* [DATA]:
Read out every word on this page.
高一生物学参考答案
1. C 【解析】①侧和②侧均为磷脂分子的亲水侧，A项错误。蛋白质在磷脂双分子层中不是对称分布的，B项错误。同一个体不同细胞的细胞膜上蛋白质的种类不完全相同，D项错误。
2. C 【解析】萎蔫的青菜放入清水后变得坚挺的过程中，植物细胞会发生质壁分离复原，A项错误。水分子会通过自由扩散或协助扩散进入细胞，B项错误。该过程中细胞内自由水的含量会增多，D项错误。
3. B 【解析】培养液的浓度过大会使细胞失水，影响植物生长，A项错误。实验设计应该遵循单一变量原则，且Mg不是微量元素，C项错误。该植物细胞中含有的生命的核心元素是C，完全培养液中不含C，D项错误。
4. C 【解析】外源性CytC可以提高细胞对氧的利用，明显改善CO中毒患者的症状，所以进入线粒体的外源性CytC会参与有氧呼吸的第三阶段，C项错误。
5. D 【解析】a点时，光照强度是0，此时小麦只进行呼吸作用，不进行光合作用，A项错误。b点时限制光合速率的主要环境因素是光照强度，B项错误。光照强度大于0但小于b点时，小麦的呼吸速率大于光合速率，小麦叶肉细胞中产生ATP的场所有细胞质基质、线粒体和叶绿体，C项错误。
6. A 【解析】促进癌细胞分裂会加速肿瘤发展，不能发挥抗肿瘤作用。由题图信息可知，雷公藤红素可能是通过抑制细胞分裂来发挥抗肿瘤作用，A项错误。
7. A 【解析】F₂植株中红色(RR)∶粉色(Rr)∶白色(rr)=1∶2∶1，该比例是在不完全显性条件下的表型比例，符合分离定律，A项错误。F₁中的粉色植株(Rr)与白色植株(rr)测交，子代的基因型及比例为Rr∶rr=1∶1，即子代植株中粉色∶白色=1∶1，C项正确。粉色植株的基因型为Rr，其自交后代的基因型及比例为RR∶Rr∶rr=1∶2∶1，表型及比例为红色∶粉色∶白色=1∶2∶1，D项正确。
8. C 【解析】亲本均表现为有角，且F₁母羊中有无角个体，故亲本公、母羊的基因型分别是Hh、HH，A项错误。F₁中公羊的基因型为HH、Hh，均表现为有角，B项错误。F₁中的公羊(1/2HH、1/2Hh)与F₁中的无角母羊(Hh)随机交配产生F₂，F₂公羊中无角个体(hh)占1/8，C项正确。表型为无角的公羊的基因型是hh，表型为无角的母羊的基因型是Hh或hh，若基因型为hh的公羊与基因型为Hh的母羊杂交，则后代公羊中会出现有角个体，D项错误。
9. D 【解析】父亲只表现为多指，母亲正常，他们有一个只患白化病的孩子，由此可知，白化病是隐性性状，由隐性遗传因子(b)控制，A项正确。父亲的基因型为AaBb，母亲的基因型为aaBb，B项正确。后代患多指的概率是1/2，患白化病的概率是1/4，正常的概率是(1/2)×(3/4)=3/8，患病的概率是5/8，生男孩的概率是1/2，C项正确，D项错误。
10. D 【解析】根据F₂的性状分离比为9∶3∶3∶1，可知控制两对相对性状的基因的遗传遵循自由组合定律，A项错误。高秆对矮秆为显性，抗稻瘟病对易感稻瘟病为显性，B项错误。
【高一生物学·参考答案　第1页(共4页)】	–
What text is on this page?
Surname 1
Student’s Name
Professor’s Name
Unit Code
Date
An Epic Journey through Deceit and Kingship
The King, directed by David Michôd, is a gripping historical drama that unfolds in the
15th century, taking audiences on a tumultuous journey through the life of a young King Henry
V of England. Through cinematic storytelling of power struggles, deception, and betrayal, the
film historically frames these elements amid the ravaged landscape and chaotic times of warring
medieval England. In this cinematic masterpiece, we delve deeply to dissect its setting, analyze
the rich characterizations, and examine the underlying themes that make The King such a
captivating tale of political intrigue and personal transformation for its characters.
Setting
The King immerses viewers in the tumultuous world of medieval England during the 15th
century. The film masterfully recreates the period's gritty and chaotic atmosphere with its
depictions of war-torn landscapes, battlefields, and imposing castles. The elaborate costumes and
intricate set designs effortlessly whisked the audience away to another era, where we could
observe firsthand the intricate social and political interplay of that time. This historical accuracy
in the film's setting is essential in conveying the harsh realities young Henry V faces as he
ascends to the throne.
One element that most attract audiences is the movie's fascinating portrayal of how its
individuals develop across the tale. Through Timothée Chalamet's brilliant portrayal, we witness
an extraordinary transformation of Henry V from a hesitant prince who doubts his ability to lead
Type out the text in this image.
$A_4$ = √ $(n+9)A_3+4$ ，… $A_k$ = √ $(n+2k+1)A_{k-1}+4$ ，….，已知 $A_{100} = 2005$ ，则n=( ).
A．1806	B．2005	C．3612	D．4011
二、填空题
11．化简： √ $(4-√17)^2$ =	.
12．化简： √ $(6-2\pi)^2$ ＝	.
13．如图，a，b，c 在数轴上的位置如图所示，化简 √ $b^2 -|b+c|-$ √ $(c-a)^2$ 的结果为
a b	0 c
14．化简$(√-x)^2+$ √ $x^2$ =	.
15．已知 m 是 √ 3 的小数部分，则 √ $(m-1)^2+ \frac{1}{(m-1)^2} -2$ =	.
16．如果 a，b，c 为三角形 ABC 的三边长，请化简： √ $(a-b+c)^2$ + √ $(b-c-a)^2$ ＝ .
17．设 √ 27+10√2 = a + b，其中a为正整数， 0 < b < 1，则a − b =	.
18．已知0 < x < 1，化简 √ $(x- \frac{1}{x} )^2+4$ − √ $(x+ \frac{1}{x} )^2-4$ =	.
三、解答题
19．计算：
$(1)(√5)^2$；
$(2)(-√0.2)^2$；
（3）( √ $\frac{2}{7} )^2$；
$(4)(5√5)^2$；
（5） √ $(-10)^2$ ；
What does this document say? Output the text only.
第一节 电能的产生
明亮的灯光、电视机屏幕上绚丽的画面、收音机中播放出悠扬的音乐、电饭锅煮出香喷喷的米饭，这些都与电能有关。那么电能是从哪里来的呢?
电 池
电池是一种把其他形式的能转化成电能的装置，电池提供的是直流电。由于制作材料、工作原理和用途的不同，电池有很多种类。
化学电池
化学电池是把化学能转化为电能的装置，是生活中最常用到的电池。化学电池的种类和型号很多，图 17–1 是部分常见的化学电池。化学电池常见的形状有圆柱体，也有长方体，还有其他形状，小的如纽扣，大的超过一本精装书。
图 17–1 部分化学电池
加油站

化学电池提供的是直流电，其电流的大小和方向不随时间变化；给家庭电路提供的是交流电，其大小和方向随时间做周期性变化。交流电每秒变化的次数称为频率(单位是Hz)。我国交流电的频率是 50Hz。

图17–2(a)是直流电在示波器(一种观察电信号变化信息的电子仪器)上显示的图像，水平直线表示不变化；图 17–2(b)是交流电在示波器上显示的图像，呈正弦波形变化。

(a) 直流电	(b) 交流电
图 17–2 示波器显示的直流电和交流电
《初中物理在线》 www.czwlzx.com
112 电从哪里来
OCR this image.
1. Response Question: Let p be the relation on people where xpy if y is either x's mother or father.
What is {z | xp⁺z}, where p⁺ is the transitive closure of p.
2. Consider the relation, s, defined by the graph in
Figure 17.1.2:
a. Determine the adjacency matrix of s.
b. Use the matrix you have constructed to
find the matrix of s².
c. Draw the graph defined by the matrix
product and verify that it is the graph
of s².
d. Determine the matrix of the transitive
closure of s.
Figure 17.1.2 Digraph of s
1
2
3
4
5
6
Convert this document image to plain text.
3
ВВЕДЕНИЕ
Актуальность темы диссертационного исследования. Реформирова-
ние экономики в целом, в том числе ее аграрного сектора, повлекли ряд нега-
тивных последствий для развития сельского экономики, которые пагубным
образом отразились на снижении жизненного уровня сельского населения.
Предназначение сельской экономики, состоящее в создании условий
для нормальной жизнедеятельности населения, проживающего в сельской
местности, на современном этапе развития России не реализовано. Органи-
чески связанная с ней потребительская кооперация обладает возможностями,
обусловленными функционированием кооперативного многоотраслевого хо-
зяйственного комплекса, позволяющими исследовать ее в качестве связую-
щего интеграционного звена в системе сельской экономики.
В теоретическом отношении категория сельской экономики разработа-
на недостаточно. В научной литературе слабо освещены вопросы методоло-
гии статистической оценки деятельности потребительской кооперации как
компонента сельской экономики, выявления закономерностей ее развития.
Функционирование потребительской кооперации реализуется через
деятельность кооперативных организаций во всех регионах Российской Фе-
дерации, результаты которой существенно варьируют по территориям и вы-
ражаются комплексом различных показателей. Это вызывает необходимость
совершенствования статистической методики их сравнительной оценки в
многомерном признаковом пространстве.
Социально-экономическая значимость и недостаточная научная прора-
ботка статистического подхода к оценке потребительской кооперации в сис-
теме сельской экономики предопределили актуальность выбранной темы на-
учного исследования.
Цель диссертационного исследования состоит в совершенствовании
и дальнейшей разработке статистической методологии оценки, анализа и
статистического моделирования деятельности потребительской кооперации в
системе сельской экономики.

* [TASK STATEMENT]: Copy out every line holding the string "chaotic".

* [THE ANSWER]:
film historically frames these elements amid the ravaged landscape and chaotic times of warring
century. The film masterfully recreates the period's gritty and chaotic atmosphere with its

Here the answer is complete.